## What you have to do
Set out every line from the start of the records through the line that contains "bottom-legend-swatch-asia — [460, 852, 484, 876]" as a JSON list of strings, one string per line, leaving out blank lines.

## Data supplied

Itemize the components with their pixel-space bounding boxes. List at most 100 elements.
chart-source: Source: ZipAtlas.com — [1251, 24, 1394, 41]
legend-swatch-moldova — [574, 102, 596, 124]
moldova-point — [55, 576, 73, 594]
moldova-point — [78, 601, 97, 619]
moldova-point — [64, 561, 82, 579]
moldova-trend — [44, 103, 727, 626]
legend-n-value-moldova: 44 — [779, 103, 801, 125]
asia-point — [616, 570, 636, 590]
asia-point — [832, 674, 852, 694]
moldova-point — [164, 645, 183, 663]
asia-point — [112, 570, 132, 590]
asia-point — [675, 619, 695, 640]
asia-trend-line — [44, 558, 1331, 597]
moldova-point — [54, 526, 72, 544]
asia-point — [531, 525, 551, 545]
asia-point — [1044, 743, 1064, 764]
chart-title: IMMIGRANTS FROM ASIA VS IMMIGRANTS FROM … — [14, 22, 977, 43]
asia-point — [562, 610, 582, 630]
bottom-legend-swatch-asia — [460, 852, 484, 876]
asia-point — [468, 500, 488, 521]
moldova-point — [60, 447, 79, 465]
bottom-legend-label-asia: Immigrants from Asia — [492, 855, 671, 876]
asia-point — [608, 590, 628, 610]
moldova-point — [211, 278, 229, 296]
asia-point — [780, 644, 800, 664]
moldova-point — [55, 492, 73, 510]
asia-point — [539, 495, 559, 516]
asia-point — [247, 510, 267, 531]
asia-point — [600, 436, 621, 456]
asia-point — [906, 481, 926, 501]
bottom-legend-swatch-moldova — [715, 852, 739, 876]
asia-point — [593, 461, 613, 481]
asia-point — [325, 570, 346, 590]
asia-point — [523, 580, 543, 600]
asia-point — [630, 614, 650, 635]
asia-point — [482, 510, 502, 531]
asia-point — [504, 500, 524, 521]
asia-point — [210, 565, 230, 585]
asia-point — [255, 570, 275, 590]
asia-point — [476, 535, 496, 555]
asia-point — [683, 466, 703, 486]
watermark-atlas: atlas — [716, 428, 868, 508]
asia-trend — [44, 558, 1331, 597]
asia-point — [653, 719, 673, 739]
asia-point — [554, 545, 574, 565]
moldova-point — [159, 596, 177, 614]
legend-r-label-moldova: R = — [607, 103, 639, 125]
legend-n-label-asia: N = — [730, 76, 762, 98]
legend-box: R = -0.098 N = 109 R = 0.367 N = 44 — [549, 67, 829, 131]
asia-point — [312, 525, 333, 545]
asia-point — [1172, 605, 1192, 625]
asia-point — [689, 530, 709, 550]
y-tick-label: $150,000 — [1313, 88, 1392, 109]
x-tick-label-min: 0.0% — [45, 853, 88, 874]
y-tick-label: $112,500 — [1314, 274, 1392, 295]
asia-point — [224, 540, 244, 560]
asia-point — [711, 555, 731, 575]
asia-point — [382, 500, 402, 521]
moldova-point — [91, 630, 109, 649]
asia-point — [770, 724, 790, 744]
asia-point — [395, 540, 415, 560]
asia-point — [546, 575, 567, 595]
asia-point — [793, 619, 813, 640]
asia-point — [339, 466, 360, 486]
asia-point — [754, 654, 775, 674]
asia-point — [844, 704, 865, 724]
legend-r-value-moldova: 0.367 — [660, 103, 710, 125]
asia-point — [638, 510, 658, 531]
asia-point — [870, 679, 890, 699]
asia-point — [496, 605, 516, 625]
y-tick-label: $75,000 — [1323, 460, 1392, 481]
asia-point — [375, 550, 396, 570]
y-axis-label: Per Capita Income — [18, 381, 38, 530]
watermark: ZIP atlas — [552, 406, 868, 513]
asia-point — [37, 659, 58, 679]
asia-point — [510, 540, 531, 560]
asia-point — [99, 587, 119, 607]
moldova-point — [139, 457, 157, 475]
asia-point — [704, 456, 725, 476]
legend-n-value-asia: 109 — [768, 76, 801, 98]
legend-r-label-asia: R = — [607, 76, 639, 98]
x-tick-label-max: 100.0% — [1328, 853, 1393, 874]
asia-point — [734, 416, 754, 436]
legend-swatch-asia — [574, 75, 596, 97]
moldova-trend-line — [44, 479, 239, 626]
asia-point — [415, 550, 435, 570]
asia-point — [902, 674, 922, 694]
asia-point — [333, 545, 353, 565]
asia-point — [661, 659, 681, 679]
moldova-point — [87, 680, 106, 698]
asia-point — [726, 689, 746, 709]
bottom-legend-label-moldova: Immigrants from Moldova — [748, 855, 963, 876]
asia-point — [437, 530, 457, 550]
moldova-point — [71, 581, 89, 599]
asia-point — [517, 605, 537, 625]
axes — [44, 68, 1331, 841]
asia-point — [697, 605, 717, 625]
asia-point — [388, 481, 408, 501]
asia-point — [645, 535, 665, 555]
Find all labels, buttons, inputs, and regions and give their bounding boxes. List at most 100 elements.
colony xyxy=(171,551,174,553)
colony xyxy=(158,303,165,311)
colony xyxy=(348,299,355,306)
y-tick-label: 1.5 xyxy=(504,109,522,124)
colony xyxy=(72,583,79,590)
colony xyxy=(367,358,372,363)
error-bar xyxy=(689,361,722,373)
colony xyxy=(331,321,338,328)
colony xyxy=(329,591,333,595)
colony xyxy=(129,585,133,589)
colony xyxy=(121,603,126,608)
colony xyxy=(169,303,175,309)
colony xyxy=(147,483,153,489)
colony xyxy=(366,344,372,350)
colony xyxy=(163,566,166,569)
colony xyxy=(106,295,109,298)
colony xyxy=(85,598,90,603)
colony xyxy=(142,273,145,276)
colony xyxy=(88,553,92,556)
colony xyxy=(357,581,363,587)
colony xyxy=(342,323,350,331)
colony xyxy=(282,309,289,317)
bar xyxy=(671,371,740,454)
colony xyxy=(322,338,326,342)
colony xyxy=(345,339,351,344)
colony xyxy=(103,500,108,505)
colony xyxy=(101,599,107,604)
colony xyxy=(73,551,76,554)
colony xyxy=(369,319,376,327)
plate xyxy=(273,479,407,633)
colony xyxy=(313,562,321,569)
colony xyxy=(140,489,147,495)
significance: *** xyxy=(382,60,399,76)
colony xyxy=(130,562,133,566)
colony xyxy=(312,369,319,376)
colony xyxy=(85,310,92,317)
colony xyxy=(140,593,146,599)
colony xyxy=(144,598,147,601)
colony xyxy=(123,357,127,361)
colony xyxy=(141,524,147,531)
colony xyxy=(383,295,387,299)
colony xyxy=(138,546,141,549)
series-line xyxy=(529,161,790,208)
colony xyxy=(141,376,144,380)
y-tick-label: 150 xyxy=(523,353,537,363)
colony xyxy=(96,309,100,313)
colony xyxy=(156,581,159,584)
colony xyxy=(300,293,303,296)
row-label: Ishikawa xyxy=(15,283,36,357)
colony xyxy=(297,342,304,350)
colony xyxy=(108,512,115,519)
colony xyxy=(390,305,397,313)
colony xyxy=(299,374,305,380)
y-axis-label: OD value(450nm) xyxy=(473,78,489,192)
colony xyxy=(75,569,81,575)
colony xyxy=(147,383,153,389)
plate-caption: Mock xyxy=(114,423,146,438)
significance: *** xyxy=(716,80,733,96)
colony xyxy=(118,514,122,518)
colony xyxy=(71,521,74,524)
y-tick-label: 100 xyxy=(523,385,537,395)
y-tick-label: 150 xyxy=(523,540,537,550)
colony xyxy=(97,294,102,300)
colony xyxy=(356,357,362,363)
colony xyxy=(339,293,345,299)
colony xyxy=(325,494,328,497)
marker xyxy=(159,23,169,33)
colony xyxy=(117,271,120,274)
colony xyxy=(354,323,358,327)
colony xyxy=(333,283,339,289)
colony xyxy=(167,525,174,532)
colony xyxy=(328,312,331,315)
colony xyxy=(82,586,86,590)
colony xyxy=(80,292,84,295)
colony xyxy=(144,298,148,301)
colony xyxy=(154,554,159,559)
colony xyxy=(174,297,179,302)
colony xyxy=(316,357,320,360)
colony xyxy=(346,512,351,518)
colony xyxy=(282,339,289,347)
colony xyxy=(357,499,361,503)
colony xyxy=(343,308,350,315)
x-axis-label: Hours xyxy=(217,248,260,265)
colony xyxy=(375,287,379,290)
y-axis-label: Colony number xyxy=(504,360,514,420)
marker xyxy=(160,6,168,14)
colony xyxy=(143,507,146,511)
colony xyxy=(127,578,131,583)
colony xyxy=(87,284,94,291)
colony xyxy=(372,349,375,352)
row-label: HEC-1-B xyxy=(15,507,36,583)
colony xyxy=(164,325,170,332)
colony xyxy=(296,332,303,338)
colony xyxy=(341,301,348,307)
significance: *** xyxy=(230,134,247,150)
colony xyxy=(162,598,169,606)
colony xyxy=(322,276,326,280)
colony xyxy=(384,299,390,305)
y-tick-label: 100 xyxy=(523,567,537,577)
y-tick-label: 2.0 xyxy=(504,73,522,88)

## Final result
[
  "Itemize the components with their pixel-space bounding boxes. List at most 100 elements.",
  "chart-source: Source: ZipAtlas.com — [1251, 24, 1394, 41]",
  "legend-swatch-moldova — [574, 102, 596, 124]",
  "moldova-point — [55, 576, 73, 594]",
  "moldova-point — [78, 601, 97, 619]",
  "moldova-point — [64, 561, 82, 579]",
  "moldova-trend — [44, 103, 727, 626]",
  "legend-n-value-moldova: 44 — [779, 103, 801, 125]",
  "asia-point — [616, 570, 636, 590]",
  "asia-point — [832, 674, 852, 694]",
  "moldova-point — [164, 645, 183, 663]",
  "asia-point — [112, 570, 132, 590]",
  "asia-point — [675, 619, 695, 640]",
  "asia-trend-line — [44, 558, 1331, 597]",
  "moldova-point — [54, 526, 72, 544]",
  "asia-point — [531, 525, 551, 545]",
  "asia-point — [1044, 743, 1064, 764]",
  "chart-title: IMMIGRANTS FROM ASIA VS IMMIGRANTS FROM … — [14, 22, 977, 43]",
  "asia-point — [562, 610, 582, 630]",
  "bottom-legend-swatch-asia — [460, 852, 484, 876]"
]